Output all of the entries exactly as written.

════════════════════

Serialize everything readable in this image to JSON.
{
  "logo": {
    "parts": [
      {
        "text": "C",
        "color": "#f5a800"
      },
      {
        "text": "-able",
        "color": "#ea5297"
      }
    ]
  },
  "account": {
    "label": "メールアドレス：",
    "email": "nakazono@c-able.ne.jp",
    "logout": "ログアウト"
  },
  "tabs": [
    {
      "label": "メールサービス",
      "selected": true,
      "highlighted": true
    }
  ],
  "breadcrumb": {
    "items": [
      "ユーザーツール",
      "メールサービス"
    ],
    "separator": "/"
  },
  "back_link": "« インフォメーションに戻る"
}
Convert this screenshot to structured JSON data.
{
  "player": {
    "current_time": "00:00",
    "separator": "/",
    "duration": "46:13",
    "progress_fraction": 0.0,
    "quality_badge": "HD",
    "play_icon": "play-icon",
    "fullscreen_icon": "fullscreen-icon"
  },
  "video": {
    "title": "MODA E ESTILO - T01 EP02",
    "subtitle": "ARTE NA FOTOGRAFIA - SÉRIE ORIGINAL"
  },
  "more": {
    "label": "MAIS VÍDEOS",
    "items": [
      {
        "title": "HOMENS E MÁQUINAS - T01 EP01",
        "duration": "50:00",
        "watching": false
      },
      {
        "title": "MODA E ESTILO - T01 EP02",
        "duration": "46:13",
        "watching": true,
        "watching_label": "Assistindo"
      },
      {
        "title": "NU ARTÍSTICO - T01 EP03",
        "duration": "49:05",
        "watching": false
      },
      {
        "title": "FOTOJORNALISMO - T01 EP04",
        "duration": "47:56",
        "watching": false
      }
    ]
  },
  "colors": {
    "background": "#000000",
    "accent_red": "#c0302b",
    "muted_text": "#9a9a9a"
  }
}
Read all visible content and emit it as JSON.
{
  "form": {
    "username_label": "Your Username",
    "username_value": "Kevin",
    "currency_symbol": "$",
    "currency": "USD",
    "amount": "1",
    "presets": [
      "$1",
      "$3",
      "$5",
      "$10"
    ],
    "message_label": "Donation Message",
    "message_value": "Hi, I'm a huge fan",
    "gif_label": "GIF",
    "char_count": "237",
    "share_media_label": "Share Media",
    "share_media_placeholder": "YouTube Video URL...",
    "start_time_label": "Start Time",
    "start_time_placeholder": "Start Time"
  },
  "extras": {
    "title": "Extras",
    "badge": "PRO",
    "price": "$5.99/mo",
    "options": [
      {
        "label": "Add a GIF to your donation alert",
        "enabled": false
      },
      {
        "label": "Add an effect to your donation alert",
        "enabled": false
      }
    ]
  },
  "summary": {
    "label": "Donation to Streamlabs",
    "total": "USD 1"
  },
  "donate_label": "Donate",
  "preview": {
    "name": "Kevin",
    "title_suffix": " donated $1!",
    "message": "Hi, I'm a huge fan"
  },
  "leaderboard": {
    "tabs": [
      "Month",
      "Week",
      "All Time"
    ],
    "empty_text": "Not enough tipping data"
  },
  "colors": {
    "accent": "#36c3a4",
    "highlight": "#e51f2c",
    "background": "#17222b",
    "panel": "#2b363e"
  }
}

════════════════════

EXPECTED ANSWER
Serialize everything readable in this image to JSON.
{
  "logo": {
    "parts": [
      {
        "text": "C",
        "color": "#f5a800"
      },
      {
        "text": "-able",
        "color": "#ea5297"
      }
    ]
  },
  "account": {
    "label": "メールアドレス：",
    "email": "nakazono@c-able.ne.jp",
    "logout": "ログアウト"
  },
  "tabs": [
    {
      "label": "メールサービス",
      "selected": true,
      "highlighted": true
    }
  ],
  "breadcrumb": {
    "items": [
      "ユーザーツール",
      "メールサービス"
    ],
    "separator": "/"
  },
  "back_link": "« インフォメーションに戻る"
}
Convert this screenshot to structured JSON data.
{
  "player": {
    "current_time": "00:00",
    "separator": "/",
    "duration": "46:13",
    "progress_fraction": 0.0,
    "quality_badge": "HD",
    "play_icon": "play-icon",
    "fullscreen_icon": "fullscreen-icon"
  },
  "video": {
    "title": "MODA E ESTILO - T01 EP02",
    "subtitle": "ARTE NA FOTOGRAFIA - SÉRIE ORIGINAL"
  },
  "more": {
    "label": "MAIS VÍDEOS",
    "items": [
      {
        "title": "HOMENS E MÁQUINAS - T01 EP01",
        "duration": "50:00",
        "watching": false
      },
      {
        "title": "MODA E ESTILO - T01 EP02",
        "duration": "46:13",
        "watching": true,
        "watching_label": "Assistindo"
      },
      {
        "title": "NU ARTÍSTICO - T01 EP03",
        "duration": "49:05",
        "watching": false
      },
      {
        "title": "FOTOJORNALISMO - T01 EP04",
        "duration": "47:56",
        "watching": false
      }
    ]
  },
  "colors": {
    "background": "#000000",
    "accent_red": "#c0302b",
    "muted_text": "#9a9a9a"
  }
}
Read all visible content and emit it as JSON.
{
  "form": {
    "username_label": "Your Username",
    "username_value": "Kevin",
    "currency_symbol": "$",
    "currency": "USD",
    "amount": "1",
    "presets": [
      "$1",
      "$3",
      "$5",
      "$10"
    ],
    "message_label": "Donation Message",
    "message_value": "Hi, I'm a huge fan",
    "gif_label": "GIF",
    "char_count": "237",
    "share_media_label": "Share Media",
    "share_media_placeholder": "YouTube Video URL...",
    "start_time_label": "Start Time",
    "start_time_placeholder": "Start Time"
  },
  "extras": {
    "title": "Extras",
    "badge": "PRO",
    "price": "$5.99/mo",
    "options": [
      {
        "label": "Add a GIF to your donation alert",
        "enabled": false
      },
      {
        "label": "Add an effect to your donation alert",
        "enabled": false
      }
    ]
  },
  "summary": {
    "label": "Donation to Streamlabs",
    "total": "USD 1"
  },
  "donate_label": "Donate",
  "preview": {
    "name": "Kevin",
    "title_suffix": " donated $1!",
    "message": "Hi, I'm a huge fan"
  },
  "leaderboard": {
    "tabs": [
      "Month",
      "Week",
      "All Time"
    ],
    "empty_text": "Not enough tipping data"
  },
  "colors": {
    "accent": "#36c3a4",
    "highlight": "#e51f2c",
    "background": "#17222b",
    "panel": "#2b363e"
  }
}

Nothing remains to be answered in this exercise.